■ TASK
In the piece about Pony Club camps at The Mynde, copy the passage from "During a recent" to "Mynde every summer.", swapping "celebration" for "reunion".

During a recent visit to England I was invited to a celebration of 70 years of the South Herefordshire & Ross Harriers branch of the Pony Club at a large country estate called The Mynde, in Herefordshire. From the ages of six to around fourteen my sister, Christine Hardinge and I were keen members of the PC, and PC camps were held at The Mynde every summer.
The drive to the Mynde is a mile long and an aristocratic residence has been on the site since the 13th century. It is still owned by a family with royal connections and the Queen helicoptered in for tea on the lawn in 2003! In pony club days the house was derelict, partially razed to the ground by fire. But its grounds are inextricably linked with halcyon days of childhood; swathes of emerald fields, gnarled oaks, swans on mirrored lakes and the sound of ponies hooves mingling with the smells of equine sweat, saddle-soaped leather and Bazooka Joe bubblegum from the tuck shop.

■ DATA LISTING
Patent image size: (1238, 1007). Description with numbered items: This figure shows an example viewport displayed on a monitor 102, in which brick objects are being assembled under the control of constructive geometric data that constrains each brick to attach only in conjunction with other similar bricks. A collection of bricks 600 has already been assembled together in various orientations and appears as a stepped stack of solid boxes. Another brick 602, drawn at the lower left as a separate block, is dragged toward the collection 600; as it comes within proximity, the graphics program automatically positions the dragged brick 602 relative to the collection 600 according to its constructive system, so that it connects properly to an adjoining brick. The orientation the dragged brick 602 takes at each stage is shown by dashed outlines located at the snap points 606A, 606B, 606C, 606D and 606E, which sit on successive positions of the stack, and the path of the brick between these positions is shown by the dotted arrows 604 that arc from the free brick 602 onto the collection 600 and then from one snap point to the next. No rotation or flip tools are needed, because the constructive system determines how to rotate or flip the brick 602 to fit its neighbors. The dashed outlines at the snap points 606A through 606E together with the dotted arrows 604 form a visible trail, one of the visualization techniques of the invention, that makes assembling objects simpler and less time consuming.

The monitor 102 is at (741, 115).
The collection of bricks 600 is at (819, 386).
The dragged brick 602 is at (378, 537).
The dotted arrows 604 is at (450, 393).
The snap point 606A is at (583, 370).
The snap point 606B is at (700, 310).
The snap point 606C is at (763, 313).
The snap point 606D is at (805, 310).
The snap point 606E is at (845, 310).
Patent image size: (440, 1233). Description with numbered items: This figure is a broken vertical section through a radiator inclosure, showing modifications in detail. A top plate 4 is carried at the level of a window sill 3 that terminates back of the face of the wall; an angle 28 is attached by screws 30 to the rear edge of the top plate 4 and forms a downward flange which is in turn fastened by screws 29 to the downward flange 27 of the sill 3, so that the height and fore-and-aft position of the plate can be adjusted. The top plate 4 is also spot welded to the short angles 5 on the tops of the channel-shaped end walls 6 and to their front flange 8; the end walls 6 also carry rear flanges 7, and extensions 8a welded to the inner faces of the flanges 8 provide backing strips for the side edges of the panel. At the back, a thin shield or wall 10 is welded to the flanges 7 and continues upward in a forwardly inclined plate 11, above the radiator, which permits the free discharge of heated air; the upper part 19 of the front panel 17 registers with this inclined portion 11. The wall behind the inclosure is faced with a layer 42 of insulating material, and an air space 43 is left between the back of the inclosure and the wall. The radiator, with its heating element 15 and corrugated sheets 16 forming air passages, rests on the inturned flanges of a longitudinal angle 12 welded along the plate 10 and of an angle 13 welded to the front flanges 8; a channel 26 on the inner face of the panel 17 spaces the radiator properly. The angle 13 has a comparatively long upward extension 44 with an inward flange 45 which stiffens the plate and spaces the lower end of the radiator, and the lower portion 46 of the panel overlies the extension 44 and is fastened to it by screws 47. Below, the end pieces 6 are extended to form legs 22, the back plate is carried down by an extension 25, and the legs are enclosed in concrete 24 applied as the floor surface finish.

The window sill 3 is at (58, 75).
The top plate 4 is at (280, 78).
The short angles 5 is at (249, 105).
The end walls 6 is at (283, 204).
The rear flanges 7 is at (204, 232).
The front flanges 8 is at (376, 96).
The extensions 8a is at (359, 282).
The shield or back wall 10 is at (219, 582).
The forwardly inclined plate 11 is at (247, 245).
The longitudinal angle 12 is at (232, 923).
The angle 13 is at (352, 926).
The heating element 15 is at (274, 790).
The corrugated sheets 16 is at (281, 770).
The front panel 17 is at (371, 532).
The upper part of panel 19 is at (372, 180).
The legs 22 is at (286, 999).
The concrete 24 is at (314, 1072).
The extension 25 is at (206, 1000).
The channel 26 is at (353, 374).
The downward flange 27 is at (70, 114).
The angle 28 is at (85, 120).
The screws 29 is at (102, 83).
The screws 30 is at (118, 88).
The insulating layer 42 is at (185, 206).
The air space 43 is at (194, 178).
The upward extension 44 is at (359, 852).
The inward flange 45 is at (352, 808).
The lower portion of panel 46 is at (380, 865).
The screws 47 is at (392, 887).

■ OUTPUT
During a recent visit to England I was invited to a reunion of 70 years of the South Herefordshire & Ross Harriers branch of the Pony Club at a large country estate called The Mynde, in Herefordshire. From the ages of six to around fourteen my sister, Christine Hardinge and I were keen members of the PC, and PC camps were held at The Mynde every summer.